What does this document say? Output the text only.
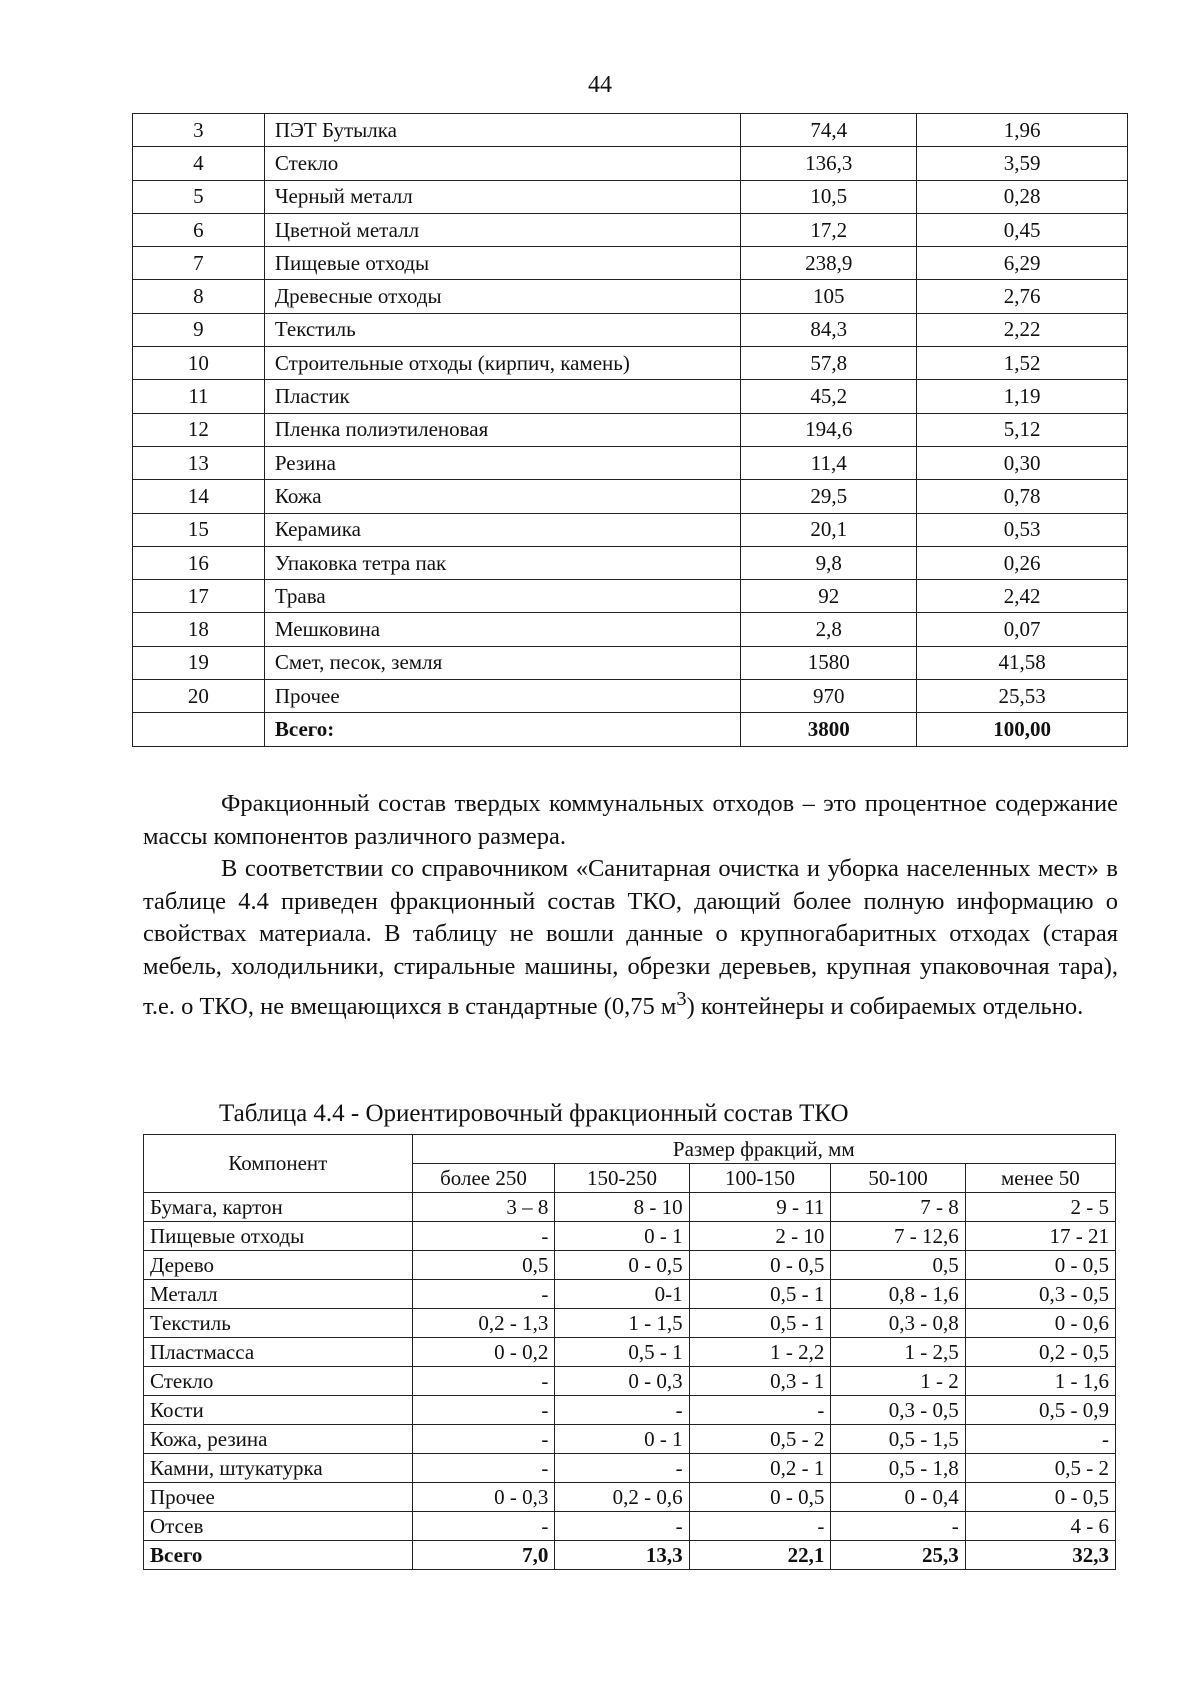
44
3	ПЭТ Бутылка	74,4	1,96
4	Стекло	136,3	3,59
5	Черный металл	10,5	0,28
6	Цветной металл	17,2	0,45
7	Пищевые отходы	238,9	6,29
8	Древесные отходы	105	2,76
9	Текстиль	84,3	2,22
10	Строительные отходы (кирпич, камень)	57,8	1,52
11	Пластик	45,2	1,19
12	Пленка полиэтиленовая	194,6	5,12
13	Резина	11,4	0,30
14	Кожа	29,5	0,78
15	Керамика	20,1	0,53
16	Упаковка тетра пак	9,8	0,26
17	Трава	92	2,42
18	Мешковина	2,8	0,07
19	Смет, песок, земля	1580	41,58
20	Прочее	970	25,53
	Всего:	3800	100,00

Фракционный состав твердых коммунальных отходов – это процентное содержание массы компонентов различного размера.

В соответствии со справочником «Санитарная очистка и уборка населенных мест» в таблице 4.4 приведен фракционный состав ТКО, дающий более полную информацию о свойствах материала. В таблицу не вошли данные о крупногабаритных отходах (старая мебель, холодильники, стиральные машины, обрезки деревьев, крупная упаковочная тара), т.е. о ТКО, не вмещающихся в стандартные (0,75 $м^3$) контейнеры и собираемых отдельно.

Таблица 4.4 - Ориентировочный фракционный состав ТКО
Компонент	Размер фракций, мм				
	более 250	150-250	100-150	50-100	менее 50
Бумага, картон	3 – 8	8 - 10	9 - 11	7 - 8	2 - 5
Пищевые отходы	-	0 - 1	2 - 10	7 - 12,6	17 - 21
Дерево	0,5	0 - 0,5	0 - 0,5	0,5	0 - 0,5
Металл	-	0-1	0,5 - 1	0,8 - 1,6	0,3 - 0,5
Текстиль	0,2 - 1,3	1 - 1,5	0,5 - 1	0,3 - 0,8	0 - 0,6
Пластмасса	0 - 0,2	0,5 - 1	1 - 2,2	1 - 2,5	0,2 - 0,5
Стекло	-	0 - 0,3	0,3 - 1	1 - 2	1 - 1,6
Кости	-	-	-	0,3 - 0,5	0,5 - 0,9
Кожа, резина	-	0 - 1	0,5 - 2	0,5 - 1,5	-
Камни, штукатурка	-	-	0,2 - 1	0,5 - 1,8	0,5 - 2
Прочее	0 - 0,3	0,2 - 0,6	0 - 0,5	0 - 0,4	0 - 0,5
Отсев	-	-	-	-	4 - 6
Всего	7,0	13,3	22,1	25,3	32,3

.....

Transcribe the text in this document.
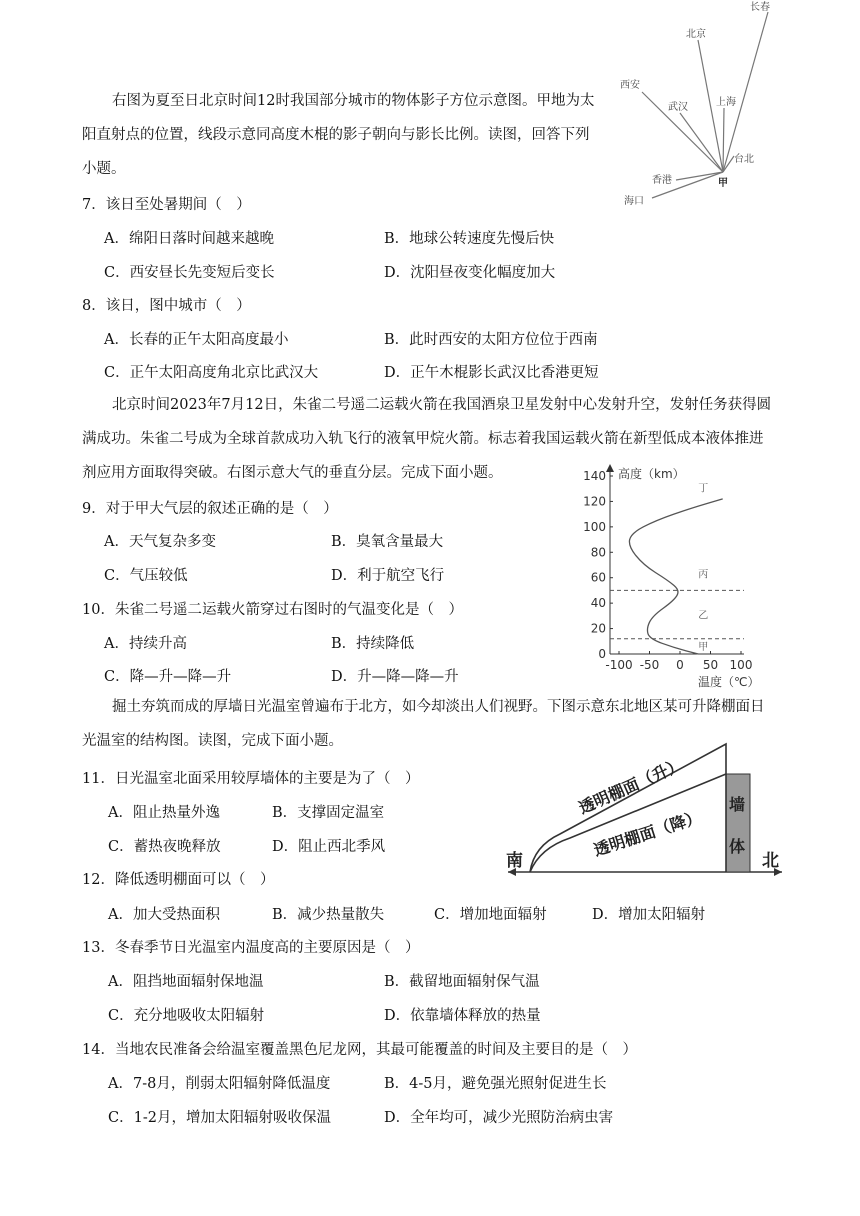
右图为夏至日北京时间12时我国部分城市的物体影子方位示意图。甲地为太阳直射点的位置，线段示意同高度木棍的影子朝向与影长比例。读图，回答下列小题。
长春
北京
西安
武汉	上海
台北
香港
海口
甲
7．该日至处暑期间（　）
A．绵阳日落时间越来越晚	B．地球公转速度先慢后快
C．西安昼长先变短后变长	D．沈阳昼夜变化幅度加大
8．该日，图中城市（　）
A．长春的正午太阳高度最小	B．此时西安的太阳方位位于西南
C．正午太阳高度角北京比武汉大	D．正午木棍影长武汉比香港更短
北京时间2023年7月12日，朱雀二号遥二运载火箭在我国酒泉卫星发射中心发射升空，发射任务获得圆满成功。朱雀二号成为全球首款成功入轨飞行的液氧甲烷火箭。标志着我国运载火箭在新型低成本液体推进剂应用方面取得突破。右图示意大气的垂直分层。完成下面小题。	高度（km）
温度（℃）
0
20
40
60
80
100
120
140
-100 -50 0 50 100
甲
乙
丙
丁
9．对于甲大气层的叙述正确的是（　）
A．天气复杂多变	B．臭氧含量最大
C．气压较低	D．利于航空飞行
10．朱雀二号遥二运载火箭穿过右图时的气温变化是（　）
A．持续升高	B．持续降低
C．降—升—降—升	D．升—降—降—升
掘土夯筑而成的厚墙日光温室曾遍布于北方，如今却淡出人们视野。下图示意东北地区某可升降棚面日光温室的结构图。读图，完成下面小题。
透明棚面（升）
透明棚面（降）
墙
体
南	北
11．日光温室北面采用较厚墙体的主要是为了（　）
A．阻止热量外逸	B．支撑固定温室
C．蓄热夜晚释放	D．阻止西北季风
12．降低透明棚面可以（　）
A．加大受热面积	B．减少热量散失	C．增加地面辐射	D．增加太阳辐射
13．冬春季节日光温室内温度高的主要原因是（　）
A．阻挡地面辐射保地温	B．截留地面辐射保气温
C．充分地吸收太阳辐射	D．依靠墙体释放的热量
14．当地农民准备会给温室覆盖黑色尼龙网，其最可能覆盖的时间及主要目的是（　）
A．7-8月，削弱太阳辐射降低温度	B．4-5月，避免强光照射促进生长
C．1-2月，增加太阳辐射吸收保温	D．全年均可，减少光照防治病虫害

.....

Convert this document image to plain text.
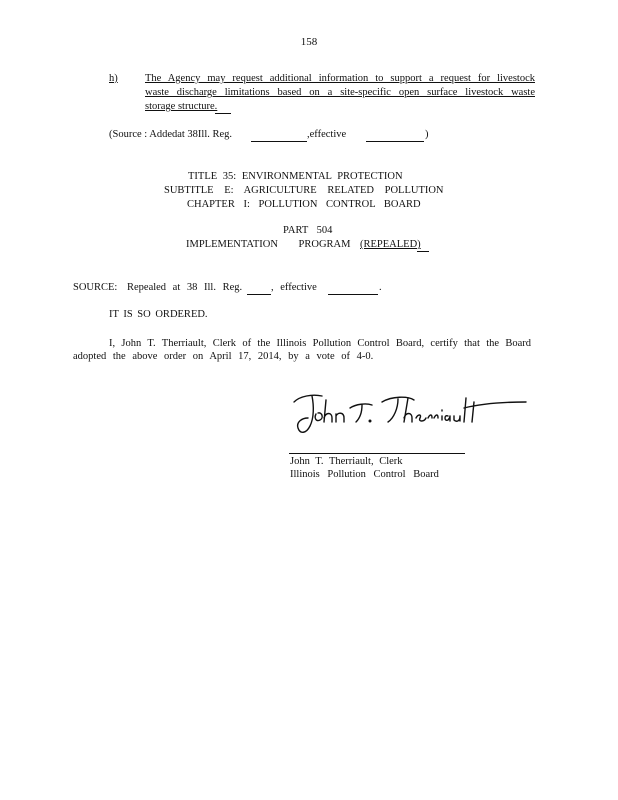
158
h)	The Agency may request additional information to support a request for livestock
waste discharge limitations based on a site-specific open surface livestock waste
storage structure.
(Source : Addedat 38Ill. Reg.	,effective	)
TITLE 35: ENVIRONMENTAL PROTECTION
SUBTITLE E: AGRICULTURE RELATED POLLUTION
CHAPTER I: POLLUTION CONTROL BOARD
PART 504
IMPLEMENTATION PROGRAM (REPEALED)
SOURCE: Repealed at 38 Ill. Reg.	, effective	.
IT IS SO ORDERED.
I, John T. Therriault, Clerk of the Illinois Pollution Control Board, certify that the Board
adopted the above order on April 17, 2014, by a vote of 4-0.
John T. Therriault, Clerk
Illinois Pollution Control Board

.....

**EXERCISE INSTRUCTIONS:**
Each line that holds the word "Прочее" should be extracted from the records.

**EXERCISE OUTPUT:**
20	Прочее	970	25,53
Прочее	0 - 0,3	0,2 - 0,6	0 - 0,5	0 - 0,4	0 - 0,5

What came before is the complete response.